**Your task:** Pull every line containing "крови" from the listing.

**Recorded information:**
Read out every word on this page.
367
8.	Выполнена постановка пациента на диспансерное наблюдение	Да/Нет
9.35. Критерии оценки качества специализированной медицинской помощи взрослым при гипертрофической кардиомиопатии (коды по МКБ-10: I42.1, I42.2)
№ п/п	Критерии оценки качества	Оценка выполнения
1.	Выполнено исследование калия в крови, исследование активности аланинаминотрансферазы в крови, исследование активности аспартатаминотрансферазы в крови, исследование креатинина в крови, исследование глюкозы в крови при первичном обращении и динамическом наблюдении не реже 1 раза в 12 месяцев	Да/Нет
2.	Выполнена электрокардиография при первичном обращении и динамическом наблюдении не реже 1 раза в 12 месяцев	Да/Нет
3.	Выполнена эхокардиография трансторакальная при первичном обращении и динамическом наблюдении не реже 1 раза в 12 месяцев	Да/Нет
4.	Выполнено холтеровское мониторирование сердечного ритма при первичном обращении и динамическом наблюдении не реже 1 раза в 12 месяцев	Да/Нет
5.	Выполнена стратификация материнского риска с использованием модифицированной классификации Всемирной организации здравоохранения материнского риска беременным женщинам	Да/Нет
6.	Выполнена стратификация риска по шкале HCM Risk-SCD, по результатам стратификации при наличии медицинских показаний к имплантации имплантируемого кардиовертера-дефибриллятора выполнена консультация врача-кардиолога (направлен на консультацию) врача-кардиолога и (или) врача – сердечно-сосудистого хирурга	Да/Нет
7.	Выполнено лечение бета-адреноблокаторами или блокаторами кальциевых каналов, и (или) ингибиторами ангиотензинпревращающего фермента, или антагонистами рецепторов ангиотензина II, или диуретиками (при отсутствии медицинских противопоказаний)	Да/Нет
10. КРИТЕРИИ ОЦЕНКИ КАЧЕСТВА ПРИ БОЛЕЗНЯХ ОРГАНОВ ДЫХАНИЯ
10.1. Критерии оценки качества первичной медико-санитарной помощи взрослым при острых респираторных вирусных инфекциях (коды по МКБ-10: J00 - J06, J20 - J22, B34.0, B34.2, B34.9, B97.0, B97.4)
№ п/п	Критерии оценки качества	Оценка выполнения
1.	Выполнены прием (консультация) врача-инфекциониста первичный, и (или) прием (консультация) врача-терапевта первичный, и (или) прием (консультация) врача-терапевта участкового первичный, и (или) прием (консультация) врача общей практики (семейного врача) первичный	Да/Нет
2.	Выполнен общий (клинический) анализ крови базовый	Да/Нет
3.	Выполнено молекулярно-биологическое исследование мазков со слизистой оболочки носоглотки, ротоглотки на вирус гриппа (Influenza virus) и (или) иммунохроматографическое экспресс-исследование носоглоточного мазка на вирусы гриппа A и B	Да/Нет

**Output of the exercise:**
1.	Выполнено исследование калия в крови, исследование активности аланинаминотрансферазы в крови, исследование активности аспартатаминотрансферазы в крови, исследование креатинина в крови, исследование глюкозы в крови при первичном обращении и динамическом наблюдении не реже 1 раза в 12 месяцев	Да/Нет
2.	Выполнен общий (клинический) анализ крови базовый	Да/Нет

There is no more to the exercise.